Work instructions: Copy the listing word for word, from its first line through the line containing "sidebar-section-account: アカウント設定 基本情報".

-----

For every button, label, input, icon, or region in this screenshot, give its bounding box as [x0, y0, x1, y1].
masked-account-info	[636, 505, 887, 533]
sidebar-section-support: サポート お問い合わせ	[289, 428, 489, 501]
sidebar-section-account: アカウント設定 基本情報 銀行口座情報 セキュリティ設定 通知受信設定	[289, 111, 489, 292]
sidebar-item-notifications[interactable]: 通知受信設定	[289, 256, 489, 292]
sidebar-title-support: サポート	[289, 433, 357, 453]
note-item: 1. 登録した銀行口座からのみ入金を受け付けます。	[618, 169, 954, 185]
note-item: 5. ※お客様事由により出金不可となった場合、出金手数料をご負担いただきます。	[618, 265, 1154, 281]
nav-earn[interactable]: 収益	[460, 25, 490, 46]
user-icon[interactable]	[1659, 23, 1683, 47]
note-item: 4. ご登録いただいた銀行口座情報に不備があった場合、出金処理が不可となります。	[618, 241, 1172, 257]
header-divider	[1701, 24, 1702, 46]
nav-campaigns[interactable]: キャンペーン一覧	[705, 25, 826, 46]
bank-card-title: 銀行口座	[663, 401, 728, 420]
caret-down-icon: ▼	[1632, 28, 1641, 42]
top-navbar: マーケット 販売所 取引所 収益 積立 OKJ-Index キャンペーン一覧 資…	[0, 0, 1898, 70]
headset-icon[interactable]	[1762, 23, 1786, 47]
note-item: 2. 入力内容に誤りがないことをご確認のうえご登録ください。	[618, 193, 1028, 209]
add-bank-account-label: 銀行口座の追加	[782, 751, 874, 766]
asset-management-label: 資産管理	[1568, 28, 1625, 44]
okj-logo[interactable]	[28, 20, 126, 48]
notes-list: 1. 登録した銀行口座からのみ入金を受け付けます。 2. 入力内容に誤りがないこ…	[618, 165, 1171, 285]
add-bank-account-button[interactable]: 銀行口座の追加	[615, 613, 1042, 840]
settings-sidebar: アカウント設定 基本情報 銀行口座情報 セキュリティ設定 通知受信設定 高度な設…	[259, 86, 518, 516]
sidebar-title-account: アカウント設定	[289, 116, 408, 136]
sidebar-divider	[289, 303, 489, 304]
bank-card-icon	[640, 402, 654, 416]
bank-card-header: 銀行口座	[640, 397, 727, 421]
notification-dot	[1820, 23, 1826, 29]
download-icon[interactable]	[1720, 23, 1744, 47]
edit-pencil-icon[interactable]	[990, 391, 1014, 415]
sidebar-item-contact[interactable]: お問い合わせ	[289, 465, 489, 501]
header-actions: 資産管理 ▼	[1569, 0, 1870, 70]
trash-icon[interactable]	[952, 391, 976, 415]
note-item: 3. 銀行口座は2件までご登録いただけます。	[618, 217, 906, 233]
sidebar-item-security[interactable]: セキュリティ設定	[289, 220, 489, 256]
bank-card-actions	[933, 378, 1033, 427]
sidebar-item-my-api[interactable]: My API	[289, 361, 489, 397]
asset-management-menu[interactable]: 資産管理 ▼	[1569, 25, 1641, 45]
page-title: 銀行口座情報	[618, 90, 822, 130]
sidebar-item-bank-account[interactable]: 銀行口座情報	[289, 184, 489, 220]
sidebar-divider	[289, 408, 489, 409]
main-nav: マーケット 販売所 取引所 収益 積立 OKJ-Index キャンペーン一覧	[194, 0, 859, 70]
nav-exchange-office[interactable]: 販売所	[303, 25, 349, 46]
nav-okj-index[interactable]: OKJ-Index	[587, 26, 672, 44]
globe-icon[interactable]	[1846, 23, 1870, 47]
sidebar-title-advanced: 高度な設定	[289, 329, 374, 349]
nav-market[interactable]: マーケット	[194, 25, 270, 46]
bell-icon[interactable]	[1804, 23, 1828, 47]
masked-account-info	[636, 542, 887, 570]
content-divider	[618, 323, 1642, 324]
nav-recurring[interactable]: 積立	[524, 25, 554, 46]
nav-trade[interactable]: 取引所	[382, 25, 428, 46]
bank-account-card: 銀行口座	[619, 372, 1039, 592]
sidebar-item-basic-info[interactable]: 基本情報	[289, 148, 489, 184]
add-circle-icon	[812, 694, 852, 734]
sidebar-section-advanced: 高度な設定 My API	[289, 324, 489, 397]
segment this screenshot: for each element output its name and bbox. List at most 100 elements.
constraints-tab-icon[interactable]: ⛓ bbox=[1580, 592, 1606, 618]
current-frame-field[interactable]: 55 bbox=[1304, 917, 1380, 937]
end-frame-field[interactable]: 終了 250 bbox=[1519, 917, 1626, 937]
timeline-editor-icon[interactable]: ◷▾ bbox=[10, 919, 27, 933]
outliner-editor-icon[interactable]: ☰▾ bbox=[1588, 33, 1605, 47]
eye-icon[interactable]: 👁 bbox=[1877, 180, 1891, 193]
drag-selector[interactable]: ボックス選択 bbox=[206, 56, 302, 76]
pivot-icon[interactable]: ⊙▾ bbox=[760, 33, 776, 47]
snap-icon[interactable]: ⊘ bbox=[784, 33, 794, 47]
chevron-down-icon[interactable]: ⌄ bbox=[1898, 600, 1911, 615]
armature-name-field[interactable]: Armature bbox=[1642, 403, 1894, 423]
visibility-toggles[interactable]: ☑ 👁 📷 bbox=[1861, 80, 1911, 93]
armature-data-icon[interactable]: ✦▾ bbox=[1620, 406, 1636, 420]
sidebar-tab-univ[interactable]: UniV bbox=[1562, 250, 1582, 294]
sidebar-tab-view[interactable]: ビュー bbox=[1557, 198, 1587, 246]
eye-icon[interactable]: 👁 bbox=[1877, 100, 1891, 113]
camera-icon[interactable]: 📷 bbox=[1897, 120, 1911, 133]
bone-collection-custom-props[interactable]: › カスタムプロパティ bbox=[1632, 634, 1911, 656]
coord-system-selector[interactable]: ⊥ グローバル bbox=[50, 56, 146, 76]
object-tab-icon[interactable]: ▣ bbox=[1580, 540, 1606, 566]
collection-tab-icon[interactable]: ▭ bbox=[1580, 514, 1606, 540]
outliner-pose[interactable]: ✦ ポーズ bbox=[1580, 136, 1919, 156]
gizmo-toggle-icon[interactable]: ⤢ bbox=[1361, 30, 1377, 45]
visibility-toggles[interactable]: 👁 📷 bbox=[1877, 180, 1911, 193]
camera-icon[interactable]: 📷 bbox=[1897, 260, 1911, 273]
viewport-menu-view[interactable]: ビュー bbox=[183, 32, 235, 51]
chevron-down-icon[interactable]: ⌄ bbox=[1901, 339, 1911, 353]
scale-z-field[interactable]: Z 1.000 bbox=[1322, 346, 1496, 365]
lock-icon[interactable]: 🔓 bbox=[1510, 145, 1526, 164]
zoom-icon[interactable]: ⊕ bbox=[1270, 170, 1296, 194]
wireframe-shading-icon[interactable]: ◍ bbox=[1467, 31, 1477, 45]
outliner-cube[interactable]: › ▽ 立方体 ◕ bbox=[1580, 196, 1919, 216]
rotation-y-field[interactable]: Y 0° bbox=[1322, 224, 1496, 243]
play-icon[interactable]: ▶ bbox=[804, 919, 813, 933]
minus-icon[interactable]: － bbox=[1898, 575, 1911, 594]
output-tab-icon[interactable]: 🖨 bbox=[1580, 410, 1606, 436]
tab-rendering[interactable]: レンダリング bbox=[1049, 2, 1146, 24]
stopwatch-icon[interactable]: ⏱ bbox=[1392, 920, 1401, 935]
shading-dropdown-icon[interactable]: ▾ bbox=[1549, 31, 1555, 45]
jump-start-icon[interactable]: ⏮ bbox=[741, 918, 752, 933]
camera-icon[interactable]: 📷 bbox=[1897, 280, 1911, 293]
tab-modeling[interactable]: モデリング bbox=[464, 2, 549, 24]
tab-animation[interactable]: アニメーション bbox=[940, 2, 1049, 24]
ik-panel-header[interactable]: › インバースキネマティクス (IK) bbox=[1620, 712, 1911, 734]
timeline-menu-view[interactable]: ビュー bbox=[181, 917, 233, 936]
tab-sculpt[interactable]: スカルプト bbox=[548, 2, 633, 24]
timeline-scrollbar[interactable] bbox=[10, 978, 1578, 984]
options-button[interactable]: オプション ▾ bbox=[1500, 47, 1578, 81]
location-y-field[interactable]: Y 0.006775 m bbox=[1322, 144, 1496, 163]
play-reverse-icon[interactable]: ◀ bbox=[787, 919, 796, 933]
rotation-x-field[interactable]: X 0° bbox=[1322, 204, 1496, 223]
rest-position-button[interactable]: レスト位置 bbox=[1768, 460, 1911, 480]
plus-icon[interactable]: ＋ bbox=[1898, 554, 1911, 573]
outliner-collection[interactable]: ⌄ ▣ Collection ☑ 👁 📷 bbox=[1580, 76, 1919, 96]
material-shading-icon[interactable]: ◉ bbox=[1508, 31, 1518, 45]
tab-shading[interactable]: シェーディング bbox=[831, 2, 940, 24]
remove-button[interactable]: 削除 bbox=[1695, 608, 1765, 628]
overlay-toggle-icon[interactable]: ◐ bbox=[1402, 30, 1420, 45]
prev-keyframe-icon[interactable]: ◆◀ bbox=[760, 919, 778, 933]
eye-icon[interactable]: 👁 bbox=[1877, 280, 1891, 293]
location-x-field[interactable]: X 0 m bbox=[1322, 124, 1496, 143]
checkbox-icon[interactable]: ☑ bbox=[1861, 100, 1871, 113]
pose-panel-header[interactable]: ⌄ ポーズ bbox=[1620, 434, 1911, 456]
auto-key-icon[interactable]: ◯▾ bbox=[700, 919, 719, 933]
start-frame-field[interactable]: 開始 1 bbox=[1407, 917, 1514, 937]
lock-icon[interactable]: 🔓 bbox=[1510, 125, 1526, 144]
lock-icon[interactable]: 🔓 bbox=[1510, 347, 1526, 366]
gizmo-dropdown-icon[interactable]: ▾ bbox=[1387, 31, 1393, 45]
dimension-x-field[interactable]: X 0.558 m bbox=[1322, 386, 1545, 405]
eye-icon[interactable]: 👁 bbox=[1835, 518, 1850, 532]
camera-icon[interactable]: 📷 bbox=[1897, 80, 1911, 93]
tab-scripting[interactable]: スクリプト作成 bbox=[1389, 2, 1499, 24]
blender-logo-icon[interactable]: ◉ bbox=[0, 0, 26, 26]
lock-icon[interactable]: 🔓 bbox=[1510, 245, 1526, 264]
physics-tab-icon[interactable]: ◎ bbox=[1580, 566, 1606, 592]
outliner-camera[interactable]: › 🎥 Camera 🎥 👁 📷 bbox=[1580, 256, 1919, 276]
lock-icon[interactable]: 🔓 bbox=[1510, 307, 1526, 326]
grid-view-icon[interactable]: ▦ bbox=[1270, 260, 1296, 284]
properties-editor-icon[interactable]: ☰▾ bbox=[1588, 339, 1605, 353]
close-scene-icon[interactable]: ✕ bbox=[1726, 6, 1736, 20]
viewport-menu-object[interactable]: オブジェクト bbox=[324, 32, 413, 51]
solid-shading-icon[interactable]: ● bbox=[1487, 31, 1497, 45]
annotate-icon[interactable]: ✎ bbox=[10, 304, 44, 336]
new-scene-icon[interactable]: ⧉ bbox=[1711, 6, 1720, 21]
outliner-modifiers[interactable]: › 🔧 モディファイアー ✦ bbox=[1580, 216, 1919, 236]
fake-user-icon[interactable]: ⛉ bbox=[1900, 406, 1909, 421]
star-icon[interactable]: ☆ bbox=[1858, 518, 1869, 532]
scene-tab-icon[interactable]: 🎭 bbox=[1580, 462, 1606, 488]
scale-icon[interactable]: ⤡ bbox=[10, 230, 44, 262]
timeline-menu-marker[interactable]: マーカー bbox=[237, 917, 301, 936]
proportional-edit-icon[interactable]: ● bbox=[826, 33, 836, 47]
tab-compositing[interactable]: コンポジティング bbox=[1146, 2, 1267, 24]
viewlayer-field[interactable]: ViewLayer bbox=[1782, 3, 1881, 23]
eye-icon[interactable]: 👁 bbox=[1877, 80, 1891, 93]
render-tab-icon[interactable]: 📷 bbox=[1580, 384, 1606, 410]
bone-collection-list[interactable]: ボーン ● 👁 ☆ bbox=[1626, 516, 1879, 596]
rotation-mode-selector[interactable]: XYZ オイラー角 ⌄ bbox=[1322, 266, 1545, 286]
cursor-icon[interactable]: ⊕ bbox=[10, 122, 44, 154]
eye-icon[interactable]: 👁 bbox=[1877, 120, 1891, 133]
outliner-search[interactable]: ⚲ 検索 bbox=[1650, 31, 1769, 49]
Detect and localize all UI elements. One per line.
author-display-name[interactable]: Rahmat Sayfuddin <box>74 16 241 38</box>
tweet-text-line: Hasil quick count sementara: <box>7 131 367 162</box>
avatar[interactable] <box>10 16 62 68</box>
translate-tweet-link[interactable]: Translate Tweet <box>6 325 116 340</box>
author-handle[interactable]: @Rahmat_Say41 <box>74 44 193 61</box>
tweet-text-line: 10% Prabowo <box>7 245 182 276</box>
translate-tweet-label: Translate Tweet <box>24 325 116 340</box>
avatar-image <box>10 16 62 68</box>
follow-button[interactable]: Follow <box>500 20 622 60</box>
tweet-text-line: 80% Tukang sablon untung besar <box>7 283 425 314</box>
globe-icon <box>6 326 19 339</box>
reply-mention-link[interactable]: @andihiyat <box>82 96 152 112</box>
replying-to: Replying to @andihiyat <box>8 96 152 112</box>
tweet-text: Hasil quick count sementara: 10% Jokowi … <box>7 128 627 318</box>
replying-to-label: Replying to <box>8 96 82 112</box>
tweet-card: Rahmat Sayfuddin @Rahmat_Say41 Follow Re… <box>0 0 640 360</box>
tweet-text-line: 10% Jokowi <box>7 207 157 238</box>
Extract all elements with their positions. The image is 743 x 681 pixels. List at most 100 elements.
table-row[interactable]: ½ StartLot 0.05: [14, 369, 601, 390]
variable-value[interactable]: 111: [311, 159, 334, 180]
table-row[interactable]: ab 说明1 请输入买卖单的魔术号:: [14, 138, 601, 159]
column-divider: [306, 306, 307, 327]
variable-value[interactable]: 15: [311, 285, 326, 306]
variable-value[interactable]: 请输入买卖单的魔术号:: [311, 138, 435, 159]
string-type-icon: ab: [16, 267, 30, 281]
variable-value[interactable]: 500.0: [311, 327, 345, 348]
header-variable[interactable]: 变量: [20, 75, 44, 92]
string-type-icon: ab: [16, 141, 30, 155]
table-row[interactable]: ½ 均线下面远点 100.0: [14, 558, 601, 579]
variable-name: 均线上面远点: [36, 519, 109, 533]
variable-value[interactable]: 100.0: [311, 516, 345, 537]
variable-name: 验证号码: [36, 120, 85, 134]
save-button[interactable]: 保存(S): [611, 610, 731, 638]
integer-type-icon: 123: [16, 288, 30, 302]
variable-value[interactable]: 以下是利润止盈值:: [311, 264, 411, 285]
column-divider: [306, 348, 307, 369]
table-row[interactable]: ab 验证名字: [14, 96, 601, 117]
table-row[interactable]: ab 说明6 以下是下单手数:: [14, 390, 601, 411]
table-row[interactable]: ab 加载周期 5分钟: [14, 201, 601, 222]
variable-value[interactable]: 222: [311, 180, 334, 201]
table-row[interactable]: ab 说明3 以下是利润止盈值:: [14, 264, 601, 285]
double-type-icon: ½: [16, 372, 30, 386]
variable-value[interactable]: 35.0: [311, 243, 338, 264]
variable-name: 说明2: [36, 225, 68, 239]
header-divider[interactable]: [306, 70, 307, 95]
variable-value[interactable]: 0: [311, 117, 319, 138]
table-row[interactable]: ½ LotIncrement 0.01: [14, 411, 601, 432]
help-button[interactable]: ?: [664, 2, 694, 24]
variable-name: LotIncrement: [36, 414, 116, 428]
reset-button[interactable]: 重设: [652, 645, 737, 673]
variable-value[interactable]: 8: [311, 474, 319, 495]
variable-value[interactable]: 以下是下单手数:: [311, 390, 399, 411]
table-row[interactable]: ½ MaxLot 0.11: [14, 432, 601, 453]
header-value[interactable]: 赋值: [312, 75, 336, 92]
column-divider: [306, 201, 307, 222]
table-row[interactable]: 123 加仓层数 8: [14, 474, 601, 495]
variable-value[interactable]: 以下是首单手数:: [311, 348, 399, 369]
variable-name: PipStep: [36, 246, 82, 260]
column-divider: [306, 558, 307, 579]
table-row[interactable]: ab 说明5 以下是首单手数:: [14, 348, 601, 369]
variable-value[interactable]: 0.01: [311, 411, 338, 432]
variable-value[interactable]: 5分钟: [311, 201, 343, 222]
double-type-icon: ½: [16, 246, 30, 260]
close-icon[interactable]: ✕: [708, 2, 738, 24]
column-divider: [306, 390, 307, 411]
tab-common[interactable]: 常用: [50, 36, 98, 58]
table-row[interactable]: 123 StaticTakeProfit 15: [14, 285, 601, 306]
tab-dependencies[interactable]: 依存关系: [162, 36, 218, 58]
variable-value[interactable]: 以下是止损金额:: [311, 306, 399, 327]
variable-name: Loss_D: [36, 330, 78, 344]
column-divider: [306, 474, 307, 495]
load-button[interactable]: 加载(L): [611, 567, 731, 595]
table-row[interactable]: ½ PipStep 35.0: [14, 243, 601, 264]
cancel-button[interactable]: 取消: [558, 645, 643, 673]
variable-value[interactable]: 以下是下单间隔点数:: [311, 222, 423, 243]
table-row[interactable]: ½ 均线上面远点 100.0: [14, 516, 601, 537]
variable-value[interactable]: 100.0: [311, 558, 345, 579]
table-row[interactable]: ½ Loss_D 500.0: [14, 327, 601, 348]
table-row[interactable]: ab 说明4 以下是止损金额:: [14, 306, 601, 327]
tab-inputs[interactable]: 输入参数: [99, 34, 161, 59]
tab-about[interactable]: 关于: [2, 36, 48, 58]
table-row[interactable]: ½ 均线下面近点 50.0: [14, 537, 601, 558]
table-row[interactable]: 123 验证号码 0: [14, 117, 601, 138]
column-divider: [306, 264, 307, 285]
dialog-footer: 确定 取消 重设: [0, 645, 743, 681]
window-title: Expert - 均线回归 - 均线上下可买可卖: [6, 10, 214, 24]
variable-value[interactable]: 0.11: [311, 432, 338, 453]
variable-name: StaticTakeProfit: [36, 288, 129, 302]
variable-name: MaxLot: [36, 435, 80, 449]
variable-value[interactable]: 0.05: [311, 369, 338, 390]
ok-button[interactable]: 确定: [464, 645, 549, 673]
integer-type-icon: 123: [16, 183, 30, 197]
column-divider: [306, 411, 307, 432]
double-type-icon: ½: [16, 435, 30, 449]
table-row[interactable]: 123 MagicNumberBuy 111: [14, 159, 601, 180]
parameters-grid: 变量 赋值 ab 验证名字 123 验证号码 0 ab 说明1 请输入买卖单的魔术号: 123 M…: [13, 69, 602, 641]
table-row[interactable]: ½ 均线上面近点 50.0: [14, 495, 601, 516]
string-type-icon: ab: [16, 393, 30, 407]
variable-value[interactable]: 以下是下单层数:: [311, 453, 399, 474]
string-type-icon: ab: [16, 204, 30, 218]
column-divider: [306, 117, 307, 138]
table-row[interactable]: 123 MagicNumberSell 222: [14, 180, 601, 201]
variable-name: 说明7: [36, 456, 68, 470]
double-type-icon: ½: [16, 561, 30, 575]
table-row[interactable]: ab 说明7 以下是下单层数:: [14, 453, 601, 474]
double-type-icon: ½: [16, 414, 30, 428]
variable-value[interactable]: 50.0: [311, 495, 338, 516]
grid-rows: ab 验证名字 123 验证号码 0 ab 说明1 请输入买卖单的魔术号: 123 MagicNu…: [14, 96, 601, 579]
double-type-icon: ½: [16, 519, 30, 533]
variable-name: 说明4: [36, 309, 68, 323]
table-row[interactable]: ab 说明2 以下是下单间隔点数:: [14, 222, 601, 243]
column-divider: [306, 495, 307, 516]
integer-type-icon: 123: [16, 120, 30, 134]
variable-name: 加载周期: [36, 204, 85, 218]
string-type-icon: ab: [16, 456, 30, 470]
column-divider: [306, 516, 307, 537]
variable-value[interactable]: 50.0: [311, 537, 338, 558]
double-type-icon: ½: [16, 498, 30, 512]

-----

Result below:
For every button, label, input, icon, or region in this screenshot, give its bounding box as [x0, y0, x1, y1].
masked-account-info	[636, 505, 887, 533]
sidebar-section-support: サポート お問い合わせ	[289, 428, 489, 501]
sidebar-section-account: アカウント設定 基本情報 銀行口座情報 セキュリティ設定 通知受信設定	[289, 111, 489, 292]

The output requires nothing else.